WHAT YOU HAVE TO DO: Copy the lines between the one holding "- floor-label: 10: [88, 1048, 126, 1065]" and the one holding "- tv-unit-icon: [1161, 730, 1170, 827]", inclusive, without any change.

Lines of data
=-=-=-=-=

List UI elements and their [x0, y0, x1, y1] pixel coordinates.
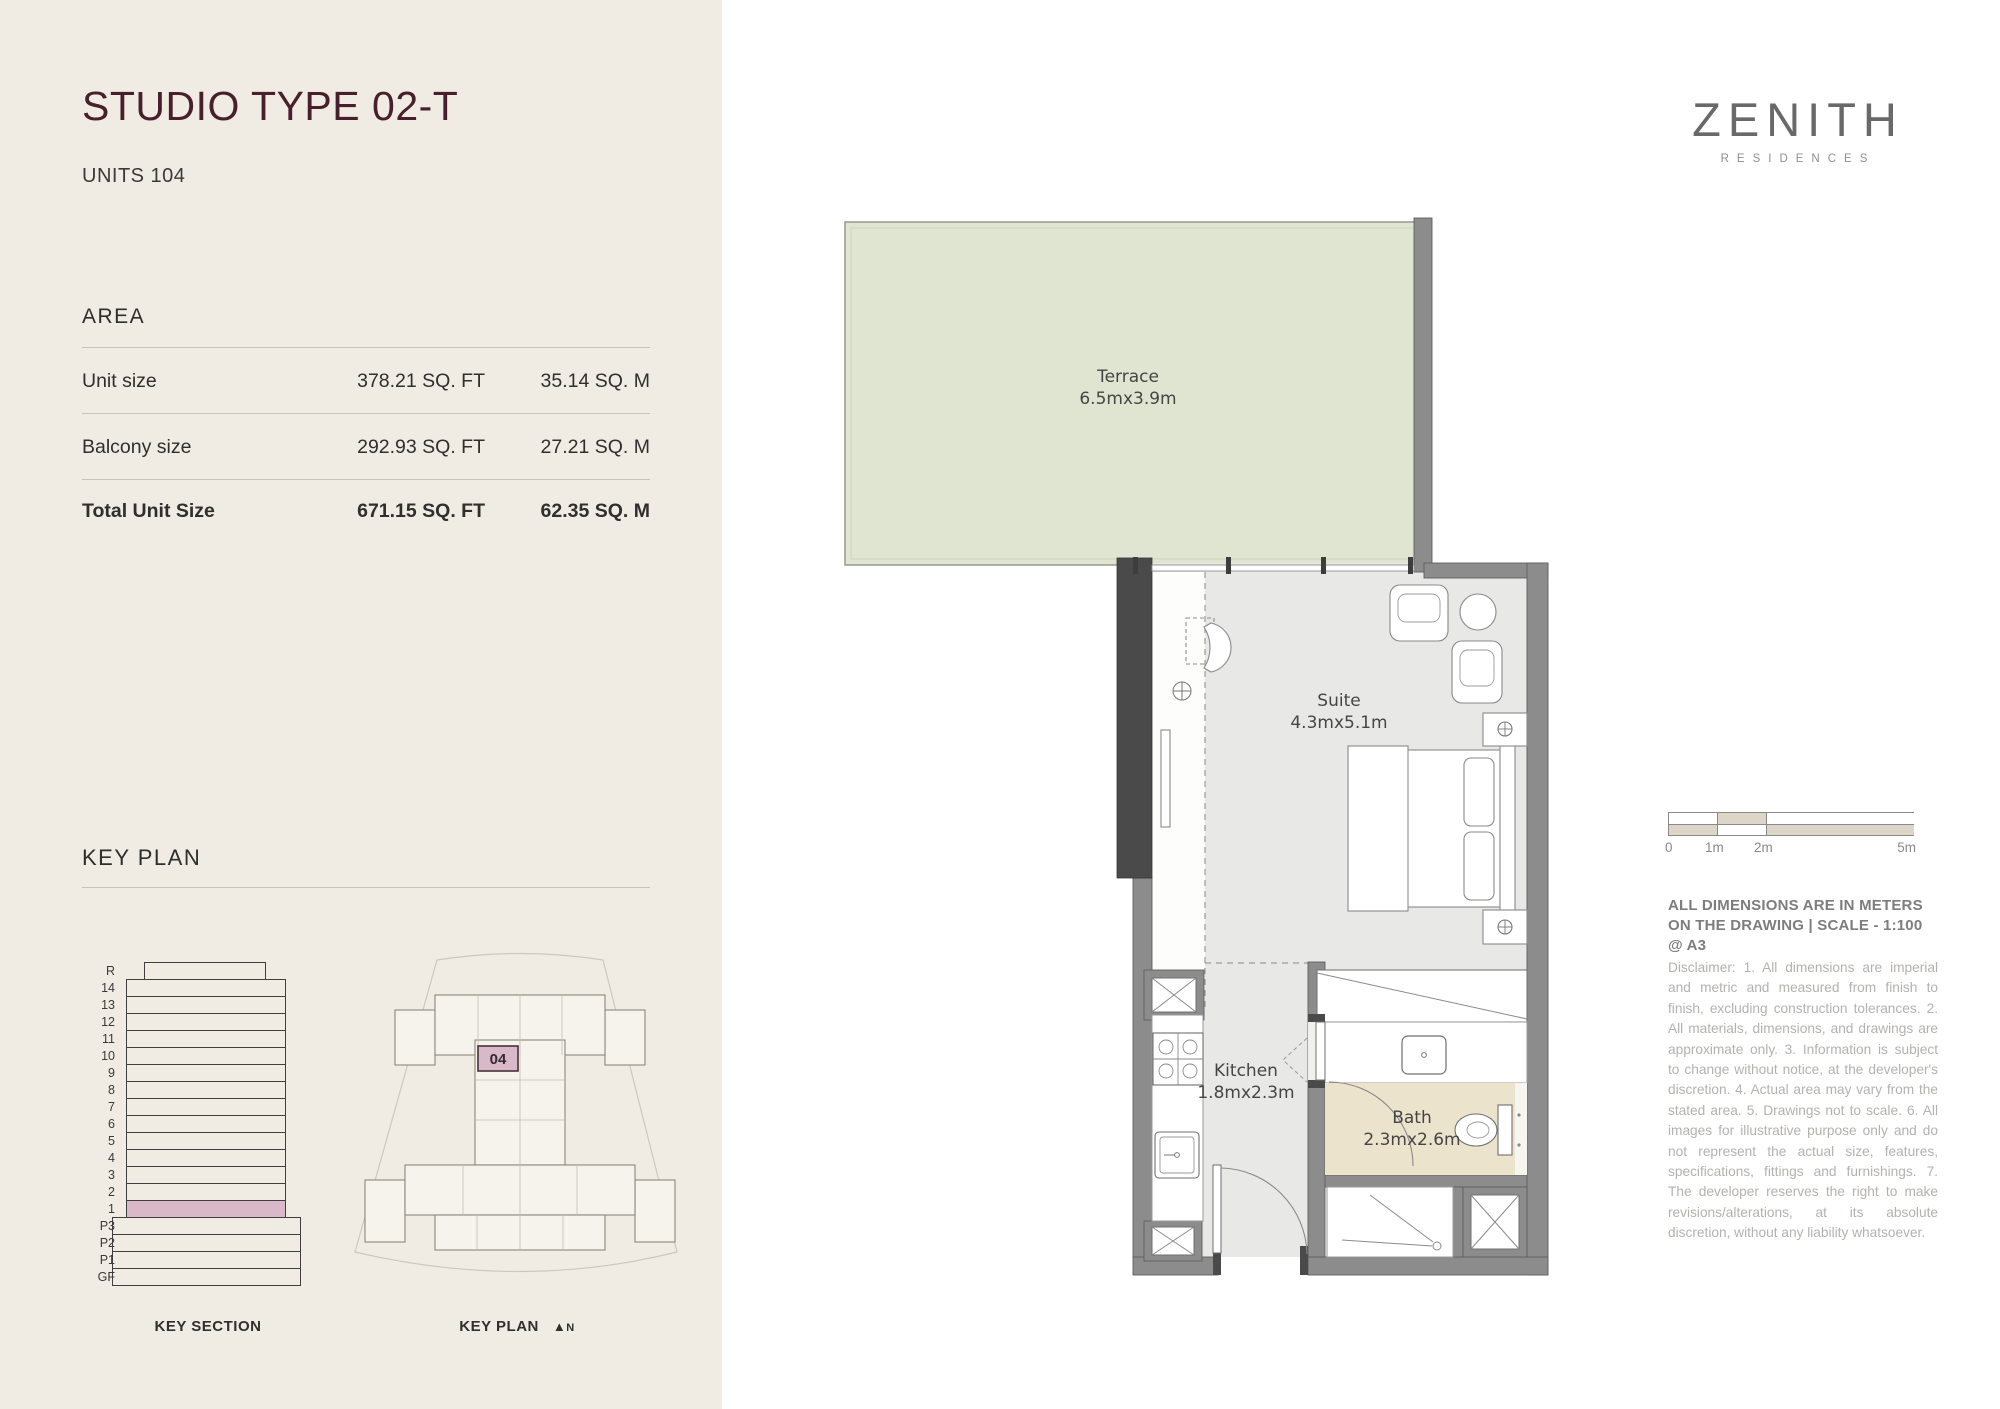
- floor-label: 10: [88, 1048, 126, 1065]
- floor-label: 14: [88, 980, 126, 997]
- left-panel: STUDIO TYPE 02-T UNITS 104 AREA Unit siz…: [0, 0, 722, 1409]
- area-row-label: Total Unit Size: [82, 500, 295, 523]
- scale-label-1m: 1m: [1705, 840, 1724, 855]
- key-section-floor-row: 10: [88, 1048, 301, 1065]
- floor-label: 12: [88, 1014, 126, 1031]
- floor-label: 9: [88, 1065, 126, 1082]
- key-section-floor-row: 12: [88, 1014, 301, 1031]
- key-section-floor-row: 7: [88, 1099, 301, 1116]
- floor-bar: [112, 1251, 301, 1269]
- room-label-suite: Suite 4.3mx5.1m: [1290, 690, 1387, 734]
- floor-bar: [126, 1064, 286, 1082]
- tv-unit-icon: [1161, 730, 1170, 827]
- key-section-floors: R1413121110987654321P3P2P1GF: [88, 963, 301, 1286]
- basin-icon: [1402, 1036, 1446, 1074]
- highlighted-floor-bar: [126, 1200, 286, 1218]
- kitchen-fixtures: [1152, 1015, 1203, 1221]
- scale-bar: 0 1m 2m 5m: [1668, 812, 1914, 858]
- ceiling-light-icon: [1173, 682, 1191, 700]
- floor-bar: [126, 1183, 286, 1201]
- floor-bar: [126, 1166, 286, 1184]
- key-section-floor-row: 11: [88, 1031, 301, 1048]
- floor-bar: [126, 1013, 286, 1031]
- highlighted-unit-number: 04: [490, 1051, 507, 1068]
- key-section-floor-row: P2: [88, 1235, 301, 1252]
- key-section-floor-row: 3: [88, 1167, 301, 1184]
- key-section-floor-row: 6: [88, 1116, 301, 1133]
- key-plan-caption-text: KEY PLAN: [459, 1318, 539, 1335]
- key-section-floor-row: 4: [88, 1150, 301, 1167]
- north-arrow-icon: ▲: [553, 1319, 566, 1334]
- floor-label: 13: [88, 997, 126, 1014]
- area-row-label: Balcony size: [82, 436, 295, 459]
- floor-bar: [112, 1217, 301, 1235]
- key-section-floor-row: 14: [88, 980, 301, 997]
- floor-bar: [126, 1098, 286, 1116]
- floor-label: 11: [88, 1031, 126, 1048]
- floor-bar: [112, 1268, 301, 1286]
- floor-bar: [126, 1030, 286, 1048]
- floor-label: 1: [88, 1201, 126, 1218]
- bed-icon: [1348, 744, 1515, 912]
- key-section-floor-row: 8: [88, 1082, 301, 1099]
- key-section-floor-row: 9: [88, 1065, 301, 1082]
- key-plan-heading: KEY PLAN: [82, 845, 650, 888]
- wall-dark-suite-left: [1117, 558, 1152, 878]
- key-section-caption: KEY SECTION: [88, 1318, 328, 1335]
- bath-fixtures: [1325, 1022, 1527, 1175]
- north-label: N: [566, 1322, 574, 1334]
- dimensions-note: ALL DIMENSIONS ARE IN METERS ON THE DRAW…: [1668, 896, 1940, 955]
- key-plan-caption: KEY PLAN▲N: [392, 1318, 642, 1335]
- floor-label: 6: [88, 1116, 126, 1133]
- room-label-kitchen: Kitchen 1.8mx2.3m: [1197, 1060, 1294, 1104]
- key-section-floor-row: R: [88, 963, 301, 980]
- key-section-floor-row: 2: [88, 1184, 301, 1201]
- floor-label: 5: [88, 1133, 126, 1150]
- nightstand-icon: [1483, 910, 1527, 944]
- nightstand-icon: [1483, 713, 1527, 746]
- floor-bar: [126, 1081, 286, 1099]
- area-table: AREA Unit size 378.21 SQ. FT 35.14 SQ. M…: [82, 305, 650, 543]
- room-label-terrace: Terrace 6.5mx3.9m: [1079, 366, 1176, 410]
- floor-bar: [126, 1132, 286, 1150]
- floor-bar: [126, 1149, 286, 1167]
- floor-bar: [126, 979, 286, 997]
- disclaimer-text: Disclaimer: 1. All dimensions are imperi…: [1668, 958, 1938, 1244]
- armchair-icon: [1390, 585, 1448, 641]
- round-table-icon: [1460, 594, 1496, 630]
- floor-label: 7: [88, 1099, 126, 1116]
- floor-label: 4: [88, 1150, 126, 1167]
- scale-label-5m: 5m: [1897, 840, 1916, 855]
- sink-icon: [1155, 1132, 1199, 1178]
- area-row-sqft: 378.21 SQ. FT: [295, 370, 485, 393]
- table-row-total: Total Unit Size 671.15 SQ. FT 62.35 SQ. …: [82, 479, 650, 543]
- wardrobe: [1317, 970, 1527, 1022]
- table-row: Unit size 378.21 SQ. FT 35.14 SQ. M: [82, 347, 650, 413]
- brand-tagline: RESIDENCES: [1677, 153, 1919, 165]
- floor-bar: [126, 1115, 286, 1133]
- scale-label-0: 0: [1665, 840, 1673, 855]
- bath-shaft: [1463, 1187, 1527, 1257]
- area-row-sqm: 62.35 SQ. M: [485, 500, 650, 523]
- key-section-floor-row: 1: [88, 1201, 301, 1218]
- key-section-floor-row: 5: [88, 1133, 301, 1150]
- area-heading: AREA: [82, 305, 650, 329]
- shower-room: [1327, 1187, 1453, 1257]
- scale-label-2m: 2m: [1754, 840, 1773, 855]
- key-plan-diagram: 04: [340, 950, 700, 1310]
- floor-label: 3: [88, 1167, 126, 1184]
- room-label-bath: Bath 2.3mx2.6m: [1363, 1107, 1460, 1151]
- area-row-sqft: 671.15 SQ. FT: [295, 500, 485, 523]
- key-section-floor-row: 13: [88, 997, 301, 1014]
- area-row-sqm: 35.14 SQ. M: [485, 370, 650, 393]
- floor-label: R: [88, 963, 126, 980]
- brand-name: ZENITH: [1677, 92, 1919, 147]
- floor-bar: [112, 1234, 301, 1252]
- floor-bar: [144, 962, 266, 980]
- brochure-page: STUDIO TYPE 02-T UNITS 104 AREA Unit siz…: [0, 0, 2000, 1409]
- floor-bar: [126, 996, 286, 1014]
- key-section-floor-row: P3: [88, 1218, 301, 1235]
- floor-label: 2: [88, 1184, 126, 1201]
- key-section-floor-row: P1: [88, 1252, 301, 1269]
- brand-logo: ZENITH RESIDENCES: [1677, 92, 1919, 165]
- floor-bar: [126, 1047, 286, 1065]
- floor-label: 8: [88, 1082, 126, 1099]
- key-section-floor-row: GF: [88, 1269, 301, 1286]
- area-row-sqm: 27.21 SQ. M: [485, 436, 650, 459]
- table-row: Balcony size 292.93 SQ. FT 27.21 SQ. M: [82, 413, 650, 479]
- area-row-sqft: 292.93 SQ. FT: [295, 436, 485, 459]
- units-label: UNITS 104: [82, 165, 185, 188]
- page-title: STUDIO TYPE 02-T: [82, 83, 458, 130]
- area-row-label: Unit size: [82, 370, 295, 393]
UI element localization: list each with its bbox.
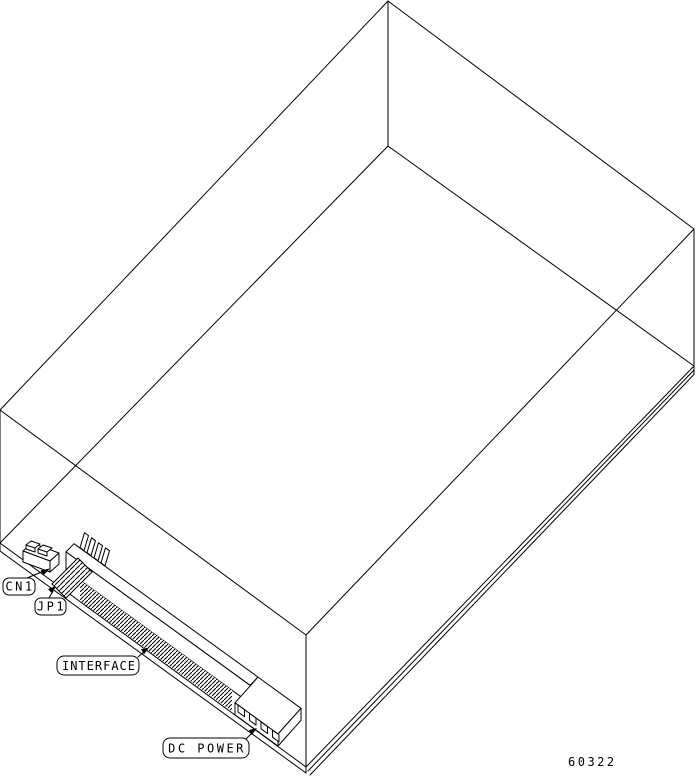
drive-diagram: CN1 JP1 INTERFACE DC POWER 60322 <box>0 0 696 778</box>
figure-number: 60322 <box>568 755 617 769</box>
interface-label: INTERFACE <box>62 659 136 673</box>
jp1-label: JP1 <box>37 600 66 614</box>
cn1-label: CN1 <box>5 580 34 594</box>
figure-canvas: CN1 JP1 INTERFACE DC POWER 60322 <box>0 0 696 778</box>
dc-power-label: DC POWER <box>168 742 246 756</box>
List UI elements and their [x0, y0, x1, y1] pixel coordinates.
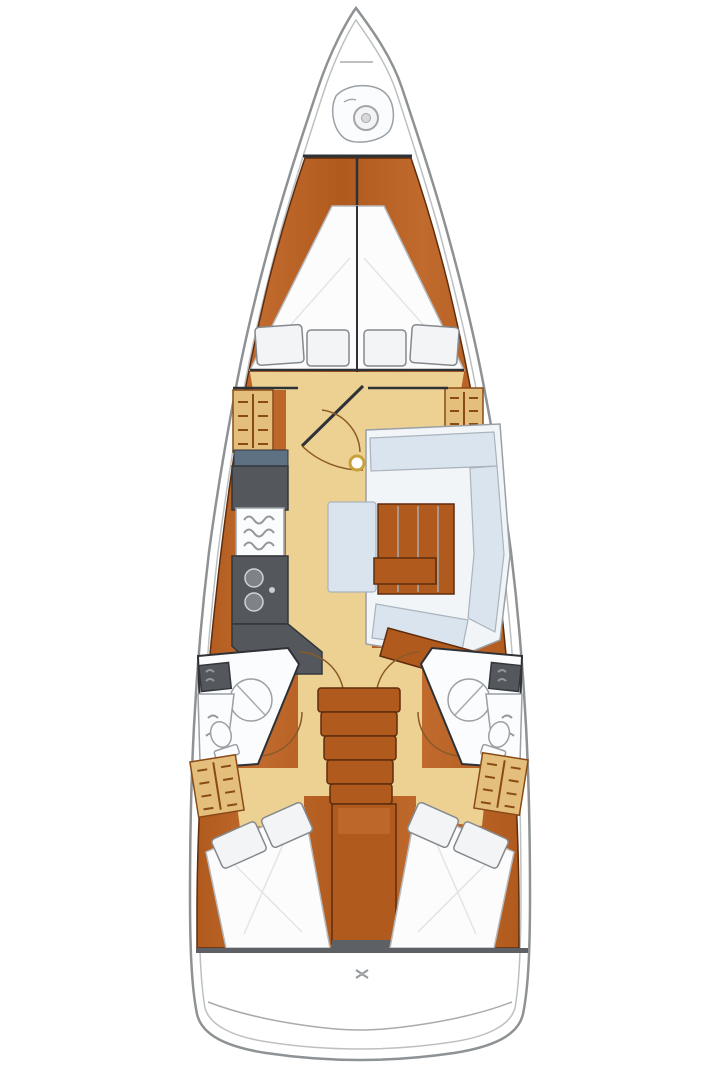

=-=-=-=-=

FINAL RESULT:
- floor-label: 10: [88, 1048, 126, 1065]
- floor-label: 14: [88, 980, 126, 997]
- left-panel: STUDIO TYPE 02-T UNITS 104 AREA Unit siz…: [0, 0, 722, 1409]
- area-row-label: Total Unit Size: [82, 500, 295, 523]
- scale-label-1m: 1m: [1705, 840, 1724, 855]
- key-section-floor-row: 10: [88, 1048, 301, 1065]
- floor-label: 12: [88, 1014, 126, 1031]
- floor-label: 9: [88, 1065, 126, 1082]
- key-section-floor-row: 12: [88, 1014, 301, 1031]
- key-section-floor-row: 7: [88, 1099, 301, 1116]
- floor-bar: [112, 1251, 301, 1269]
- room-label-suite: Suite 4.3mx5.1m: [1290, 690, 1387, 734]
- floor-bar: [126, 1064, 286, 1082]
- tv-unit-icon: [1161, 730, 1170, 827]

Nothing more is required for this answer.